■ Records shown

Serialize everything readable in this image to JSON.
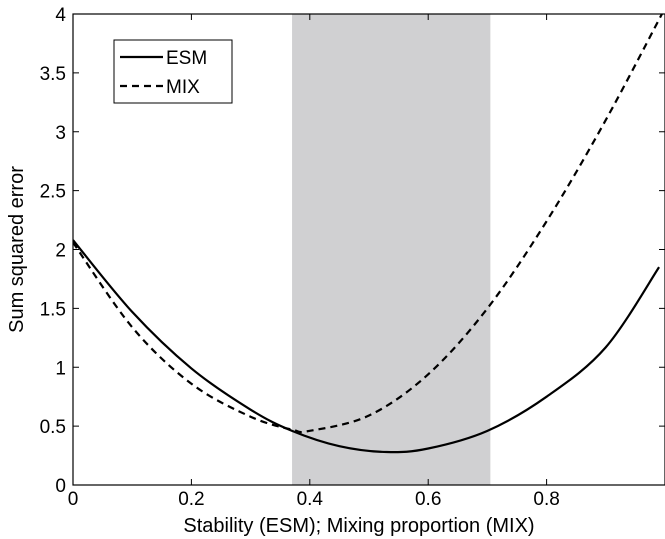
{
  "chart_data": {
    "type": "line",
    "xlabel": "Stability (ESM); Mixing proportion (MIX)",
    "ylabel": "Sum squared error",
    "xlim": [
      0,
      1
    ],
    "ylim": [
      0,
      4
    ],
    "xticks": [
      0,
      0.2,
      0.4,
      0.6,
      0.8
    ],
    "xtick_labels": [
      "0",
      "0.2",
      "0.4",
      "0.6",
      "0.8"
    ],
    "yticks": [
      0,
      0.5,
      1,
      1.5,
      2,
      2.5,
      3,
      3.5,
      4
    ],
    "ytick_labels": [
      "0",
      "0.5",
      "1",
      "1.5",
      "2",
      "2.5",
      "3",
      "3.5",
      "4"
    ],
    "shaded_region": {
      "x": [
        0.37,
        0.705
      ],
      "color": "#d0d0d2"
    },
    "legend": {
      "position": "top-left",
      "entries": [
        "ESM",
        "MIX"
      ]
    },
    "series": [
      {
        "name": "ESM",
        "style": "solid",
        "color": "#000000",
        "x": [
          0,
          0.1,
          0.2,
          0.3,
          0.37,
          0.45,
          0.53,
          0.6,
          0.7,
          0.8,
          0.9,
          0.99
        ],
        "values": [
          2.08,
          1.47,
          0.99,
          0.64,
          0.46,
          0.33,
          0.28,
          0.31,
          0.46,
          0.75,
          1.17,
          1.85
        ]
      },
      {
        "name": "MIX",
        "style": "dashed",
        "color": "#000000",
        "x": [
          0,
          0.1,
          0.2,
          0.3,
          0.37,
          0.4,
          0.5,
          0.6,
          0.7,
          0.8,
          0.9,
          1.0
        ],
        "values": [
          2.06,
          1.34,
          0.86,
          0.58,
          0.47,
          0.46,
          0.59,
          0.94,
          1.5,
          2.24,
          3.1,
          4.05
        ]
      }
    ]
  }
}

■ Instruction
From the records given above, reproduce all text exactly and exclude each picture.

■ Correct response
Serialize everything readable in this image to JSON.
{
  "chart_data": {
    "type": "line",
    "xlabel": "Stability (ESM); Mixing proportion (MIX)",
    "ylabel": "Sum squared error",
    "xlim": [
      0,
      1
    ],
    "ylim": [
      0,
      4
    ],
    "xticks": [
      0,
      0.2,
      0.4,
      0.6,
      0.8
    ],
    "xtick_labels": [
      "0",
      "0.2",
      "0.4",
      "0.6",
      "0.8"
    ],
    "yticks": [
      0,
      0.5,
      1,
      1.5,
      2,
      2.5,
      3,
      3.5,
      4
    ],
    "ytick_labels": [
      "0",
      "0.5",
      "1",
      "1.5",
      "2",
      "2.5",
      "3",
      "3.5",
      "4"
    ],
    "shaded_region": {
      "x": [
        0.37,
        0.705
      ],
      "color": "#d0d0d2"
    },
    "legend": {
      "position": "top-left",
      "entries": [
        "ESM",
        "MIX"
      ]
    },
    "series": [
      {
        "name": "ESM",
        "style": "solid",
        "color": "#000000",
        "x": [
          0,
          0.1,
          0.2,
          0.3,
          0.37,
          0.45,
          0.53,
          0.6,
          0.7,
          0.8,
          0.9,
          0.99
        ],
        "values": [
          2.08,
          1.47,
          0.99,
          0.64,
          0.46,
          0.33,
          0.28,
          0.31,
          0.46,
          0.75,
          1.17,
          1.85
        ]
      },
      {
        "name": "MIX",
        "style": "dashed",
        "color": "#000000",
        "x": [
          0,
          0.1,
          0.2,
          0.3,
          0.37,
          0.4,
          0.5,
          0.6,
          0.7,
          0.8,
          0.9,
          1.0
        ],
        "values": [
          2.06,
          1.34,
          0.86,
          0.58,
          0.47,
          0.46,
          0.59,
          0.94,
          1.5,
          2.24,
          3.1,
          4.05
        ]
      }
    ]
  }
}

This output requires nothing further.